Lines of data
▼▼▼

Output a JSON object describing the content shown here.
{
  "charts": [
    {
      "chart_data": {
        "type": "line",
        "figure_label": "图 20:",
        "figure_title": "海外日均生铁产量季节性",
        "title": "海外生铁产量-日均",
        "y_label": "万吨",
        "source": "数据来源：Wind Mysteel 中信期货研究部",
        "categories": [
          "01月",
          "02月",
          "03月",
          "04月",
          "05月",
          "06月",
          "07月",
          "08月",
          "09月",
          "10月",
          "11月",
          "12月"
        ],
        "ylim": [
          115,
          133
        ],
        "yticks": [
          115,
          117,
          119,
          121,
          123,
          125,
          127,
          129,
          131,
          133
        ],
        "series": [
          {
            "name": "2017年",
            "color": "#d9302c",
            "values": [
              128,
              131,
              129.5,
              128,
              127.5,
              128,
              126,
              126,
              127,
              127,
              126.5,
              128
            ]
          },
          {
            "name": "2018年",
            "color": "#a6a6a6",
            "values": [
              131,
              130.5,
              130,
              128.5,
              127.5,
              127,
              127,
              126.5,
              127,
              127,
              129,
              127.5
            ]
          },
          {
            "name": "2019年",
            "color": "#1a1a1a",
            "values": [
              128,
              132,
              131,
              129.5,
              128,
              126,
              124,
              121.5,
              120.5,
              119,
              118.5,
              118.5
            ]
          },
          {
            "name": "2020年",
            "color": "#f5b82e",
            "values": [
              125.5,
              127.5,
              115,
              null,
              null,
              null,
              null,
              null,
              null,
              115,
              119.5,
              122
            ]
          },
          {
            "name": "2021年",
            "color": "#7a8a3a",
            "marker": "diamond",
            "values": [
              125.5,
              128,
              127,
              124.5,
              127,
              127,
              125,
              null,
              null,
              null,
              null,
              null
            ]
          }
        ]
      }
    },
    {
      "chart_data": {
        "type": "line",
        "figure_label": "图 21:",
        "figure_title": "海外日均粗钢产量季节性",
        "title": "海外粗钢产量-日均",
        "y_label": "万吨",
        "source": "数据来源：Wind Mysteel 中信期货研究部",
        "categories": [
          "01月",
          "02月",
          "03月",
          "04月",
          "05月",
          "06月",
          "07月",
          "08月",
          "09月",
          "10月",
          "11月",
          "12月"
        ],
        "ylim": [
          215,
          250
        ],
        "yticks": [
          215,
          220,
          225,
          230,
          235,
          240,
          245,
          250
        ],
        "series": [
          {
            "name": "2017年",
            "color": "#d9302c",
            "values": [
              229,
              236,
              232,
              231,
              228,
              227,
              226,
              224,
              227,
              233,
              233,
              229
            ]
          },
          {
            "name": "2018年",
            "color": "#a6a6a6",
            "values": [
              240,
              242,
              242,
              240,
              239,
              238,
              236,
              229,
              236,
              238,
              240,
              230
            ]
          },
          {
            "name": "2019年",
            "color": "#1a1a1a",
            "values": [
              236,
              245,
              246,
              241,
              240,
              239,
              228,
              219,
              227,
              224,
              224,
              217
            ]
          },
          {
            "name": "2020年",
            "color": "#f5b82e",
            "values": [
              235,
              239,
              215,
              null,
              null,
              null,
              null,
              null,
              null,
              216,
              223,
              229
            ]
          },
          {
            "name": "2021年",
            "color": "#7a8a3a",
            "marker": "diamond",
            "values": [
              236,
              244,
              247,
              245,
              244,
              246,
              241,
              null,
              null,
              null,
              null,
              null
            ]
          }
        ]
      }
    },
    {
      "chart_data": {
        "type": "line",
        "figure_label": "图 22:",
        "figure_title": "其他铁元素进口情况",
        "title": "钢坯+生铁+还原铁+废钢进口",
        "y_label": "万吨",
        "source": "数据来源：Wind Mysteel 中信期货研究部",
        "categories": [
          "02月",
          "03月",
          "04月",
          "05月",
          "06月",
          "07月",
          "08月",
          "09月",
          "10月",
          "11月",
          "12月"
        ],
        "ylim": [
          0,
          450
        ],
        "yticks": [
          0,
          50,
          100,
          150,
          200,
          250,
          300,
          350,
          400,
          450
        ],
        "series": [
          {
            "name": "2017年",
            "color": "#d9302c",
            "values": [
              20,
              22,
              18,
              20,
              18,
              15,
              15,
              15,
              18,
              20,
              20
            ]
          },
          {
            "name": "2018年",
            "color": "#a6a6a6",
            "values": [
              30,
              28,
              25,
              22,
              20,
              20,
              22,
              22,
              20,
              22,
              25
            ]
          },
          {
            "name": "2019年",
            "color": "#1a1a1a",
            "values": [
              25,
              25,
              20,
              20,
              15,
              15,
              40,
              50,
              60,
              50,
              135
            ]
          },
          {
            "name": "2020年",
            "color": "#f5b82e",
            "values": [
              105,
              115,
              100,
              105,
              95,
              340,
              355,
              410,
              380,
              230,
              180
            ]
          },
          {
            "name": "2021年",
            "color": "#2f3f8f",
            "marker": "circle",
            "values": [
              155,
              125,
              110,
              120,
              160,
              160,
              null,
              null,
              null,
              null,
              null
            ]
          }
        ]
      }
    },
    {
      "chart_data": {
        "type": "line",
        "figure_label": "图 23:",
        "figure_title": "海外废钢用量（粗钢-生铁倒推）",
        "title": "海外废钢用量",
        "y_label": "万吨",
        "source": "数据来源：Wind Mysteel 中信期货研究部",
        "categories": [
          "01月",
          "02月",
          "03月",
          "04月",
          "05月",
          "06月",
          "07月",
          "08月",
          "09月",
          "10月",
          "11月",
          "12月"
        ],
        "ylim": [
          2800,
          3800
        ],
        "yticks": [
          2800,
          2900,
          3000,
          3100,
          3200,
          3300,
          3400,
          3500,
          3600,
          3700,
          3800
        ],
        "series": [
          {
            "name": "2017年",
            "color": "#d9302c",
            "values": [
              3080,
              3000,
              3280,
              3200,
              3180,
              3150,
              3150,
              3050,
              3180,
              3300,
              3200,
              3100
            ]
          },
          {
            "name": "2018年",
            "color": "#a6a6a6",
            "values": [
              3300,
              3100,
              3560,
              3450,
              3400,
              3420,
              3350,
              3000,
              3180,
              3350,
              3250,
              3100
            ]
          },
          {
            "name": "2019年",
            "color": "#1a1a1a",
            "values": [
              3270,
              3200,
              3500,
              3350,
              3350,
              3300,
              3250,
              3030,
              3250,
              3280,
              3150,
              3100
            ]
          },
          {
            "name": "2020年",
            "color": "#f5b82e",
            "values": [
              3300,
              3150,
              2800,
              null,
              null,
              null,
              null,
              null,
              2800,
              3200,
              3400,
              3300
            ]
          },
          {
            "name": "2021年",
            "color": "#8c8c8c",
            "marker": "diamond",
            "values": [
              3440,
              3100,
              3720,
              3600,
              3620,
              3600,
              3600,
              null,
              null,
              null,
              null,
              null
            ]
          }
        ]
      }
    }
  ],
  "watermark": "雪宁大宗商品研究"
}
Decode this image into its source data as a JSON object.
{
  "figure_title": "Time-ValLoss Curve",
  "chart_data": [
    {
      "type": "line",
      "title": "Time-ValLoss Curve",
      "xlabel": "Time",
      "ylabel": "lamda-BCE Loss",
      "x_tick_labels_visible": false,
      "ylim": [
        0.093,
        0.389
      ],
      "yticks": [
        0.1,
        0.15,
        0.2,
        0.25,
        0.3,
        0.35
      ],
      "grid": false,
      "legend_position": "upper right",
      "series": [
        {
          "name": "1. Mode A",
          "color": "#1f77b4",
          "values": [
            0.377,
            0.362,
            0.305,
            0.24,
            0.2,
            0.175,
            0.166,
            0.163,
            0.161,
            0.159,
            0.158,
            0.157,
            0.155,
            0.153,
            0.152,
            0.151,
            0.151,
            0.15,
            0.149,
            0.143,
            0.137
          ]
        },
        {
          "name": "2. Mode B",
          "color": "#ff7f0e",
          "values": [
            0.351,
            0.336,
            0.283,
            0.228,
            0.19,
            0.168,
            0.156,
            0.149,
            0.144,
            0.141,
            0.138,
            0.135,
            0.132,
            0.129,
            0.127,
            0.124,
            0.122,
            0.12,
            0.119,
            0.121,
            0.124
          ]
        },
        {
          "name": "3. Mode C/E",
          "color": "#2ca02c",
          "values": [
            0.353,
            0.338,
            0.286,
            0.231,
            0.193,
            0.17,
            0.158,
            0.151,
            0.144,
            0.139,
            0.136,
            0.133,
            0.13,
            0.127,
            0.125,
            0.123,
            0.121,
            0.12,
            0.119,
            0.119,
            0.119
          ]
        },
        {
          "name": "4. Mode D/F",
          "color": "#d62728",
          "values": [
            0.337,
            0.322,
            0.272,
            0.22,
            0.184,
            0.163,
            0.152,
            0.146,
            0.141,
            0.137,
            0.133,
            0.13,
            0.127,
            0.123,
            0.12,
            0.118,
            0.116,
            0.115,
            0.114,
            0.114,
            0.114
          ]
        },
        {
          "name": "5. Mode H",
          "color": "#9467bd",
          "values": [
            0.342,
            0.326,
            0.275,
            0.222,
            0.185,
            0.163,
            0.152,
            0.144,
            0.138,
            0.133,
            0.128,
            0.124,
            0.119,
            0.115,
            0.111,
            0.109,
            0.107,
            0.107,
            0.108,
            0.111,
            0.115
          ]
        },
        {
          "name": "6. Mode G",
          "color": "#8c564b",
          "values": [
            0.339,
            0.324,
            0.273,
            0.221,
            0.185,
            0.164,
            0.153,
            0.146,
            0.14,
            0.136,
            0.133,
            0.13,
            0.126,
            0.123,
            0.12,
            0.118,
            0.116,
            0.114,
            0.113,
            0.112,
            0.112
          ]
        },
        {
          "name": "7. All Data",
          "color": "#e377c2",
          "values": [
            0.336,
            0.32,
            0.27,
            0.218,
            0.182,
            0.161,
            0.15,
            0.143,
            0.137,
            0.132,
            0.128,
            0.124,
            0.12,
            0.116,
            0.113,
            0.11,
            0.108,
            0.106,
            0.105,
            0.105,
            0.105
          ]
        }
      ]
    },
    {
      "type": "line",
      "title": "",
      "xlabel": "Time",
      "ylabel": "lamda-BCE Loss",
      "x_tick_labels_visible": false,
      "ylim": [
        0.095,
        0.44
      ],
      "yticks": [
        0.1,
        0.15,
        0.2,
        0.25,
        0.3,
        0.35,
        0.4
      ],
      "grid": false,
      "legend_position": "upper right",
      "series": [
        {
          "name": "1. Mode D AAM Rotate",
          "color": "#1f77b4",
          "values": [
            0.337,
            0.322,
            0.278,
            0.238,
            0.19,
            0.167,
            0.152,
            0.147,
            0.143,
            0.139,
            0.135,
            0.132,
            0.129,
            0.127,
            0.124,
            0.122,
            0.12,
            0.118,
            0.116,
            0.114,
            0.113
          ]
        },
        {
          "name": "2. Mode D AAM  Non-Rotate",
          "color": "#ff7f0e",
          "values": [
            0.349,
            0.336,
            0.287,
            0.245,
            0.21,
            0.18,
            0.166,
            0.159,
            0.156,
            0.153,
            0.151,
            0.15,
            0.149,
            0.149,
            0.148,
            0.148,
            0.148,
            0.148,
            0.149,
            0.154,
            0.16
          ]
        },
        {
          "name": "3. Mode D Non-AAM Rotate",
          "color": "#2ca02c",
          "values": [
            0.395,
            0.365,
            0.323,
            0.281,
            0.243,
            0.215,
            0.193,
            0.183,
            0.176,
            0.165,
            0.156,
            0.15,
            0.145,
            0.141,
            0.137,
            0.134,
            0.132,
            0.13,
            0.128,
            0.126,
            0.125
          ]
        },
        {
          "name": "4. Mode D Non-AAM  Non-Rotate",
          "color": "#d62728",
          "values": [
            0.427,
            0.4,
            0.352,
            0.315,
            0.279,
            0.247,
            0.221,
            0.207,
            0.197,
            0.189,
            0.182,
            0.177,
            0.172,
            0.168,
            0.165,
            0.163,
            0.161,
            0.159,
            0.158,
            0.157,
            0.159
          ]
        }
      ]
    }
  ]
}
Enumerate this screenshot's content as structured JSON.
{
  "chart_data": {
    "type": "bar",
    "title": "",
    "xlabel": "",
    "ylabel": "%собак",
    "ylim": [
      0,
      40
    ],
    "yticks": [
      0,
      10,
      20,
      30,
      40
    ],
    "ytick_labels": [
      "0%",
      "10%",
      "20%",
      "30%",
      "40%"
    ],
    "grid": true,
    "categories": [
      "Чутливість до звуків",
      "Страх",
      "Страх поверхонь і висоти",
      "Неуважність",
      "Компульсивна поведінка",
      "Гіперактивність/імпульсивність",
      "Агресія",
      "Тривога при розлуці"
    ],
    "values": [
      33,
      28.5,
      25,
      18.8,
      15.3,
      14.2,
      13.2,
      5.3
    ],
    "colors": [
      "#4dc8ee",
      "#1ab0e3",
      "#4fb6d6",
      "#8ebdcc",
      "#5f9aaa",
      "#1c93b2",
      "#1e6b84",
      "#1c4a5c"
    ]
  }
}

▲▲▲

● **Task prompt**
Starting from the line containing "Enumerate this screenshot's" and ending with the final line of the data, reproduce each line exactly as it appears, including no other lines.

● **Exercise solution**
Enumerate this screenshot's content as structured JSON.
{
  "chart_data": {
    "type": "bar",
    "title": "",
    "xlabel": "",
    "ylabel": "%собак",
    "ylim": [
      0,
      40
    ],
    "yticks": [
      0,
      10,
      20,
      30,
      40
    ],
    "ytick_labels": [
      "0%",
      "10%",
      "20%",
      "30%",
      "40%"
    ],
    "grid": true,
    "categories": [
      "Чутливість до звуків",
      "Страх",
      "Страх поверхонь і висоти",
      "Неуважність",
      "Компульсивна поведінка",
      "Гіперактивність/імпульсивність",
      "Агресія",
      "Тривога при розлуці"
    ],
    "values": [
      33,
      28.5,
      25,
      18.8,
      15.3,
      14.2,
      13.2,
      5.3
    ],
    "colors": [
      "#4dc8ee",
      "#1ab0e3",
      "#4fb6d6",
      "#8ebdcc",
      "#5f9aaa",
      "#1c93b2",
      "#1e6b84",
      "#1c4a5c"
    ]
  }
}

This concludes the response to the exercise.